The reflected laser radiation captured by the LFI sensor 18-2 can then be used to derive information about the reference area 20 as described above. The derived information can then be used to detect movements in the area of the user's face and thus deduce a facial expression of the user. Movements in the cheek region, for instance, can be captured. A movement or position change in the cheek region is caused by laughing, squinting, closing the eyes, pressing the lips together, talking, wrinkling the nose, and other movements of the lower facial muscles, for example. Thus, based on the captured movements and/or positions in the cheek region, one of the aforementioned facial expressions and/or possibly other facial expressions can be inferred. This can also be done using a neural network.
According to the disclosure, it is provided that the LFI sensor 18 is configured to emit laser radiation into the reference area 20. This means that the LFI sensor 18 thus illuminates the reference area 20 at least partially or almost completely or completely. To enable illumination of the reference area 20, it is, for example, provided that the LFI sensor 18 comprises at least one optical element which is configured to expand a laser beam emitted by the laser light source of the LFI sensor 18 at least along a line, see FIG. 2. In this example, the reference area extends along a line 21, so that the LFI sensor illuminates the reference area at least along the line 21 by expanding the laser radiation. A line is understood to be a line that extends along a straight line. A line can alternatively also be a line that is curved or bent once or repeatedly. The expansion can also be in two or more directions. It is possible to create an illumination area having virtually any geometric shape, for instance. An illumination area can have a rectangular or approximately rectangular shape, for example, a circular shape, an elliptical shape, or any other shape. An optical element for expanding the laser beam is a lens, for example, in particular a cylinder lens or a diffractive optical element (DOE) or a holographic optical element (HOE).

Dataset excerpt.
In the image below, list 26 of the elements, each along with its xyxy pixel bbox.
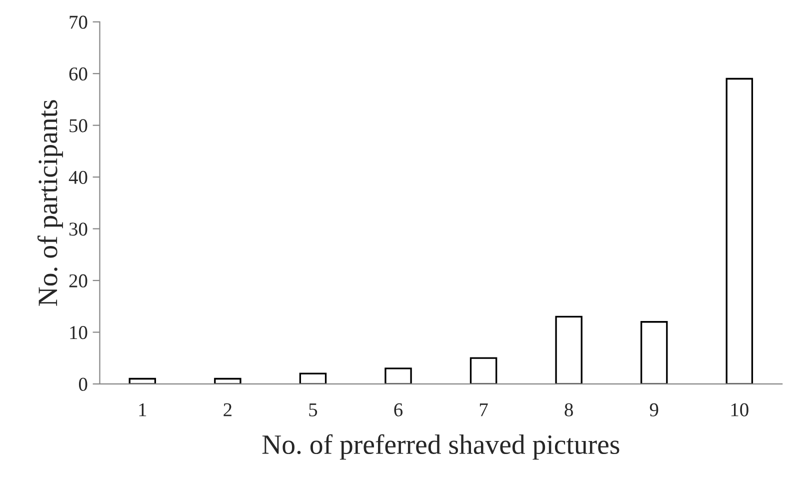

Exercise requirements.
Using the LFI sensor text, please explain in one to three sentences why captured movements in the cheek region allow a facial expression to be inferred.

Solved problem.
Movements or position changes in the cheek region are caused by laughing, squinting, closing the eyes, pressing the lips together, talking, wrinkling the nose, and other movements of the lower facial muscles. From the captured movements or positions there, one of these facial expressions, or possibly others, can therefore be inferred.